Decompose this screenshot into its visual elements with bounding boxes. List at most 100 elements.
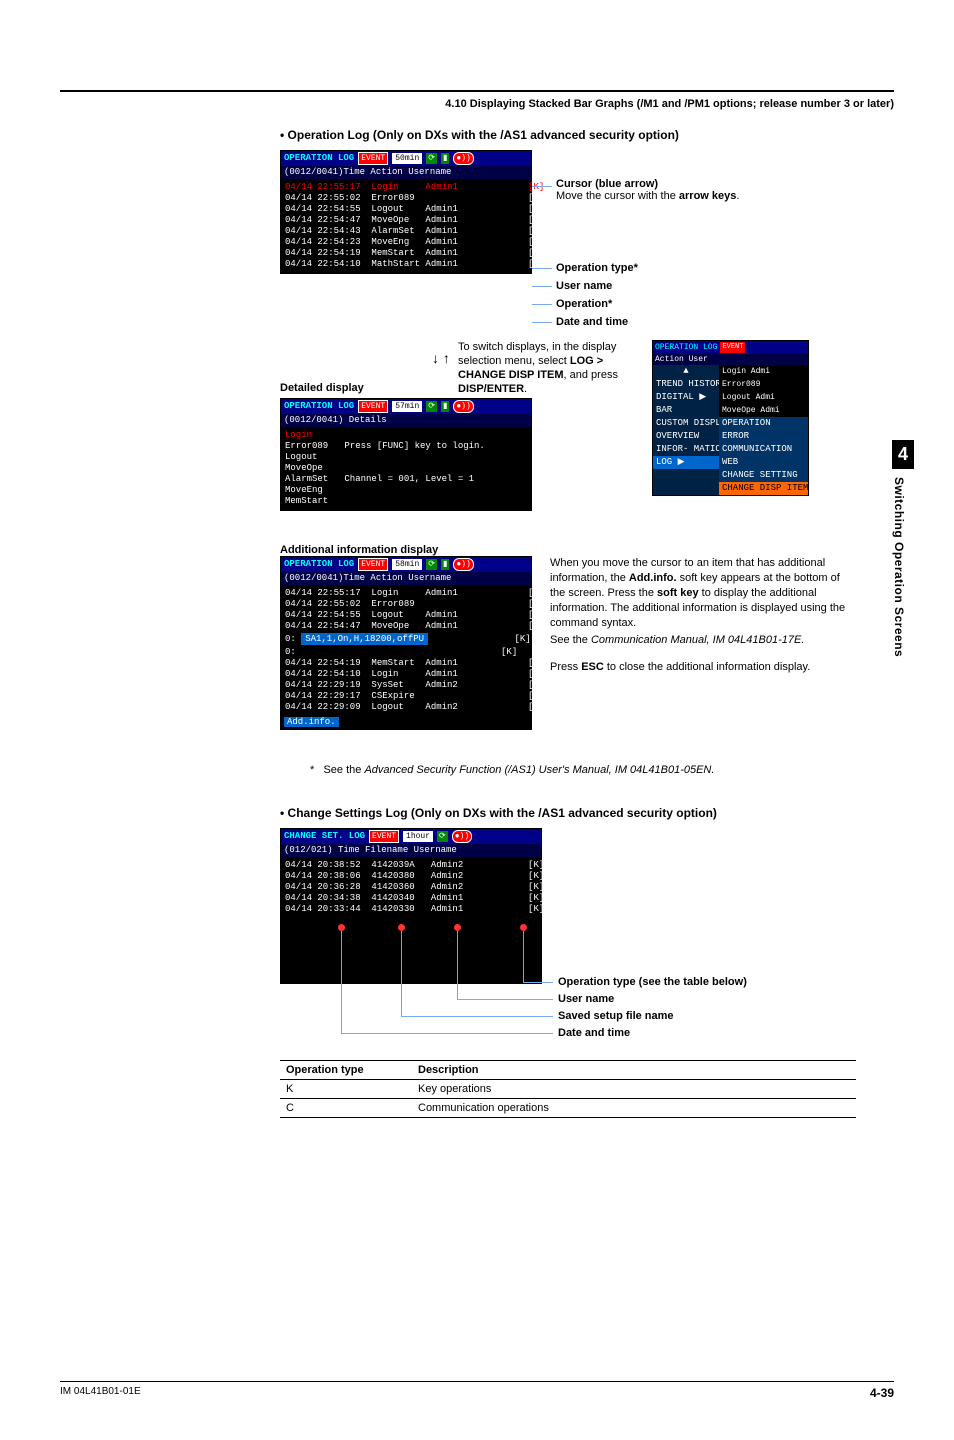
menu-up-icon[interactable]: ▲ [653,365,719,378]
callout-dot [520,924,527,931]
cycle-icon: ⟳ [437,831,448,842]
p3a: Press [550,661,581,673]
menu-bg-row: Logout Admi [719,391,808,404]
oplog-screenshot-1: OPERATION LOG EVENT 50min ⟳ ▮ ●)) (0012/… [280,150,532,274]
submenu-comm[interactable]: COMMUNICATION [719,443,808,456]
event-badge-icon: EVENT [358,152,388,165]
menu-item-custom[interactable]: CUSTOM DISPLAY [653,417,719,430]
footer-page: 4-39 [870,1386,894,1400]
menu-item-digital[interactable]: DIGITAL ▶ [653,391,719,404]
shot2-header: (0012/0041) Details [281,414,531,427]
menu-bg-row: MoveOpe Admi [719,404,808,417]
cycle-icon: ⟳ [426,153,437,164]
menu-screenshot: OPERATION LOG EVENT Action User ▲ TREND … [652,340,809,496]
switch-note-l2b: LOG > [570,355,603,367]
shot1-row: 04/14 22:54:10 MathStart Admin1 [K] [285,259,527,270]
cl-row: 04/14 20:33:44 41420330 Admin1 [K] [285,904,537,915]
shot1-row: 04/14 22:54:47 MoveOpe Admin1 [K] [285,215,527,226]
callout-cursor-t1: Move the cursor with the [556,190,679,202]
softkey-addinfo[interactable]: Add.info. [284,717,339,727]
submenu-change-setting[interactable]: CHANGE SETTING [719,469,808,482]
cl-row: 04/14 20:38:52 4142039A Admin2 [K] [285,860,537,871]
oplog-bullet: • Operation Log (Only on DXs with the /A… [280,128,679,142]
shot1-title: OPERATION LOG [284,153,354,164]
shot1-row: 04/14 22:54:19 MemStart Admin1 [K] [285,248,527,259]
shot1-header: (0012/0041)Time Action Username [281,166,531,179]
footer-docid: IM 04L41B01-01E [60,1386,141,1400]
menu-item-bar[interactable]: BAR [653,404,719,417]
switch-note-l4b: . [524,383,527,395]
shot3-popup: SA1,1,On,H,18200,offPU [301,633,428,645]
shot1-row-selected: 04/14 22:55:17 Login Admin1 [K] [285,182,527,193]
shot1-row: 04/14 22:54:55 Logout Admin1 [K] [285,204,527,215]
battery-icon: ▮ [441,401,449,412]
cl-callout-file: Saved setup file name [558,1010,674,1022]
shot2-row: MoveOpe [285,463,527,474]
addinfo-label: Additional information display [280,544,954,556]
cl-title: CHANGE SET. LOG [284,831,365,842]
switch-note-l2a: selection menu, select [458,355,570,367]
cl-row: 04/14 20:38:06 41420380 Admin2 [K] [285,871,537,882]
shot2-row: Logout [285,452,527,463]
cl-callout-op: Operation type (see the table below) [558,976,747,988]
tbl-cell: Key operations [412,1080,856,1099]
footnote: * See the Advanced Security Function (/A… [310,764,894,776]
cl-span: 1hour [403,831,433,842]
shot3-row: 04/14 22:54:10 Login Admin1 [K] [285,669,527,680]
shot2-row: Error089 Press [FUNC] key to login. [285,441,527,452]
submenu-change-disp[interactable]: CHANGE DISP ITEM [719,482,808,495]
shot3-header: (0012/0041)Time Action Username [281,572,531,585]
footnote-star: * [310,764,314,776]
shot1-row: 04/14 22:54:43 AlarmSet Admin1 [K] [285,226,527,237]
callout-dot [338,924,345,931]
changelog-heading: • Change Settings Log (Only on DXs with … [280,806,894,820]
callout-dot [398,924,405,931]
menu-item-info[interactable]: INFOR- MATION [653,443,719,456]
cl-row: 04/14 20:36:28 41420360 Admin2 [K] [285,882,537,893]
p3c: to close the additional information disp… [604,661,810,673]
operation-type-table: Operation typeDescription KKey operation… [280,1060,856,1118]
submenu-error[interactable]: ERROR [719,430,808,443]
callout-cursor-t2: arrow keys [679,190,736,202]
menu-bg-row: Error089 [719,378,808,391]
switch-note: To switch displays, in the display selec… [458,340,643,396]
footnote-t2: Advanced Security Function (/AS1) User's… [364,764,714,776]
battery-icon: ▮ [441,559,449,570]
shot3-row: 04/14 22:55:02 Error089 [Y] [285,599,527,610]
header-rule [60,90,894,92]
tbl-cell: Communication operations [412,1099,856,1118]
menu-item-overview[interactable]: OVERVIEW [653,430,719,443]
table-row: CCommunication operations [280,1099,856,1118]
cl-header: (012/021) Time Filename Username [281,844,541,857]
menu-item-log[interactable]: LOG ▶ [653,456,719,469]
shot2-row: MoveEng [285,485,527,496]
addinfo-para: When you move the cursor to an item that… [550,556,850,675]
shot2-title: OPERATION LOG [284,401,354,412]
callout-user: User name [556,280,612,292]
shot2-event-icon: EVENT [358,400,388,413]
footnote-t1: See the [323,764,364,776]
menu-item-trend[interactable]: TREND HISTORY [653,378,719,391]
submenu-operation[interactable]: OPERATION [719,417,808,430]
submenu-web[interactable]: WEB [719,456,808,469]
record-icon: ●)) [452,830,472,843]
callout-cursor-t3: . [736,190,739,202]
callout-cursor-title: Cursor (blue arrow) [556,178,739,190]
shot3-row: 04/14 22:54:55 Logout Admin1 [K] [285,610,527,621]
callout-dt: Date and time [556,316,628,328]
shot3-span: 58min [392,559,422,570]
switch-note-l1: To switch displays, in the display [458,340,643,354]
callout-optype: Operation type* [556,262,638,274]
tbl-h2: Description [412,1061,856,1080]
shot3-row: 04/14 22:55:17 Login Admin1 [K] [285,588,527,599]
page-footer: IM 04L41B01-01E 4-39 [60,1381,894,1400]
switch-note-l3b: , and press [564,369,618,381]
shot2-row: AlarmSet Channel = 001, Level = 1 [285,474,527,485]
table-row: KKey operations [280,1080,856,1099]
shot2-row: Login [285,430,527,441]
cl-event-icon: EVENT [369,830,399,843]
callout-op: Operation* [556,298,612,310]
menu-bg-row: Login Admi [719,365,808,378]
shot1-row: 04/14 22:54:23 MoveEng Admin1 [K] [285,237,527,248]
switch-note-l4: DISP/ENTER [458,383,524,395]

====

### [PROBLEM TO WORK ON]
Repeat the listing with every "Admin1" changed to "Operator1" and everything else left the same. Leave the pictures out.

### [TASK OUTPUT]
Decompose this screenshot into its visual elements with bounding boxes. List at most 100 elements.
menu-up-icon[interactable]: ▲ [653,365,719,378]
callout-dot [520,924,527,931]
cycle-icon: ⟳ [437,831,448,842]
p3a: Press [550,661,581,673]
menu-bg-row: Logout Admi [719,391,808,404]
oplog-screenshot-1: OPERATION LOG EVENT 50min ⟳ ▮ ●)) (0012/… [280,150,532,274]
submenu-comm[interactable]: COMMUNICATION [719,443,808,456]
event-badge-icon: EVENT [358,152,388,165]
menu-item-custom[interactable]: CUSTOM DISPLAY [653,417,719,430]
footer-page: 4-39 [870,1386,894,1400]
menu-item-digital[interactable]: DIGITAL ▶ [653,391,719,404]
shot2-header: (0012/0041) Details [281,414,531,427]
menu-bg-row: MoveOpe Admi [719,404,808,417]
cycle-icon: ⟳ [426,153,437,164]
menu-screenshot: OPERATION LOG EVENT Action User ▲ TREND … [652,340,809,496]
switch-note-l2b: LOG > [570,355,603,367]
shot1-row: 04/14 22:54:10 MathStart Operator1 [K] [285,259,527,270]
cl-row: 04/14 20:33:44 41420330 Operator1 [K] [285,904,537,915]
shot1-row: 04/14 22:54:47 MoveOpe Operator1 [K] [285,215,527,226]
callout-cursor-t1: Move the cursor with the [556,190,679,202]
softkey-addinfo[interactable]: Add.info. [284,717,339,727]
submenu-change-setting[interactable]: CHANGE SETTING [719,469,808,482]
cl-row: 04/14 20:38:52 4142039A Admin2 [K] [285,860,537,871]
oplog-bullet: • Operation Log (Only on DXs with the /A… [280,128,679,142]
shot1-title: OPERATION LOG [284,153,354,164]
shot1-row: 04/14 22:54:19 MemStart Operator1 [K] [285,248,527,259]
shot1-header: (0012/0041)Time Action Username [281,166,531,179]
footer-docid: IM 04L41B01-01E [60,1386,141,1400]
menu-item-bar[interactable]: BAR [653,404,719,417]
switch-note-l4b: . [524,383,527,395]
shot3-popup: SA1,1,On,H,18200,offPU [301,633,428,645]
shot1-row-selected: 04/14 22:55:17 Login Operator1 [K] [285,182,527,193]
shot1-row: 04/14 22:54:55 Logout Operator1 [K] [285,204,527,215]
battery-icon: ▮ [441,401,449,412]
cl-callout-file: Saved setup file name [558,1010,674,1022]
shot2-row: MoveOpe [285,463,527,474]
addinfo-label: Additional information display [280,544,954,556]
cl-title: CHANGE SET. LOG [284,831,365,842]
switch-note-l2a: selection menu, select [458,355,570,367]
cl-row: 04/14 20:38:06 41420380 Admin2 [K] [285,871,537,882]
shot2-row: Logout [285,452,527,463]
cl-callout-op: Operation type (see the table below) [558,976,747,988]
tbl-cell: Key operations [412,1080,856,1099]
footnote: * See the Advanced Security Function (/A… [310,764,894,776]
cl-span: 1hour [403,831,433,842]
shot3-row: 04/14 22:54:10 Login Operator1 [K] [285,669,527,680]
shot2-row: Error089 Press [FUNC] key to login. [285,441,527,452]
submenu-change-disp[interactable]: CHANGE DISP ITEM [719,482,808,495]
shot3-header: (0012/0041)Time Action Username [281,572,531,585]
footnote-star: * [310,764,314,776]
shot1-row: 04/14 22:54:43 AlarmSet Operator1 [K] [285,226,527,237]
callout-dot [338,924,345,931]
changelog-heading: • Change Settings Log (Only on DXs with … [280,806,894,820]
callout-dot [398,924,405,931]
menu-item-info[interactable]: INFOR- MATION [653,443,719,456]
cl-row: 04/14 20:36:28 41420360 Admin2 [K] [285,882,537,893]
p3c: to close the additional information disp… [604,661,810,673]
operation-type-table: Operation typeDescription KKey operation… [280,1060,856,1118]
submenu-error[interactable]: ERROR [719,430,808,443]
callout-cursor-t2: arrow keys [679,190,736,202]
menu-bg-row: Error089 [719,378,808,391]
switch-note: To switch displays, in the display selec… [458,340,643,396]
footnote-t2: Advanced Security Function (/AS1) User's… [364,764,714,776]
battery-icon: ▮ [441,559,449,570]
shot3-row: 04/14 22:55:02 Error089 [Y] [285,599,527,610]
header-rule [60,90,894,92]
tbl-cell: Communication operations [412,1099,856,1118]
menu-item-overview[interactable]: OVERVIEW [653,430,719,443]
table-row: CCommunication operations [280,1099,856,1118]
cl-header: (012/021) Time Filename Username [281,844,541,857]
menu-item-log[interactable]: LOG ▶ [653,456,719,469]
shot2-row: MoveEng [285,485,527,496]
addinfo-para: When you move the cursor to an item that… [550,556,850,675]
shot2-title: OPERATION LOG [284,401,354,412]
callout-user: User name [556,280,612,292]
shot2-event-icon: EVENT [358,400,388,413]
footnote-t1: See the [323,764,364,776]
menu-item-trend[interactable]: TREND HISTORY [653,378,719,391]
submenu-operation[interactable]: OPERATION [719,417,808,430]
submenu-web[interactable]: WEB [719,456,808,469]
record-icon: ●)) [452,830,472,843]
callout-cursor-t3: . [736,190,739,202]
callout-cursor-title: Cursor (blue arrow) [556,178,739,190]
shot3-row: 04/14 22:54:55 Logout Operator1 [K] [285,610,527,621]
callout-dt: Date and time [556,316,628,328]
shot3-span: 58min [392,559,422,570]
switch-note-l1: To switch displays, in the display [458,340,643,354]
callout-optype: Operation type* [556,262,638,274]
tbl-h2: Description [412,1061,856,1080]
shot3-row: 04/14 22:55:17 Login Operator1 [K] [285,588,527,599]
page-footer: IM 04L41B01-01E 4-39 [60,1381,894,1400]
switch-note-l3b: , and press [564,369,618,381]
shot2-row: AlarmSet Channel = 001, Level = 1 [285,474,527,485]
table-row: KKey operations [280,1080,856,1099]
shot2-row: Login [285,430,527,441]
cl-event-icon: EVENT [369,830,399,843]
callout-op: Operation* [556,298,612,310]
menu-bg-row: Login Admi [719,365,808,378]
shot1-row: 04/14 22:54:23 MoveEng Operator1 [K] [285,237,527,248]
switch-note-l4: DISP/ENTER [458,383,524,395]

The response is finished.